### Dataset extract

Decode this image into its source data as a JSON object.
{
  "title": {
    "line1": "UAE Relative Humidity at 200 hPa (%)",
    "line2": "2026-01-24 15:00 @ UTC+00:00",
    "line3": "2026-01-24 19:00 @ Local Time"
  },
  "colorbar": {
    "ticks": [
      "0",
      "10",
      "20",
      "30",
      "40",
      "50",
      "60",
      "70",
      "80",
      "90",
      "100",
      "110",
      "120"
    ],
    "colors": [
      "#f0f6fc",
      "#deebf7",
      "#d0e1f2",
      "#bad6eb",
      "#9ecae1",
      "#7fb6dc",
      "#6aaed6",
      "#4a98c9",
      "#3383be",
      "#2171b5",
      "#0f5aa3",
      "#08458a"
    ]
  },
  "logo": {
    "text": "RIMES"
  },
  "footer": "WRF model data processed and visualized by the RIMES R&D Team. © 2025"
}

######

What to do: Count the lines that include the word "RIMES" and state the result as a bare number.

Full response: 2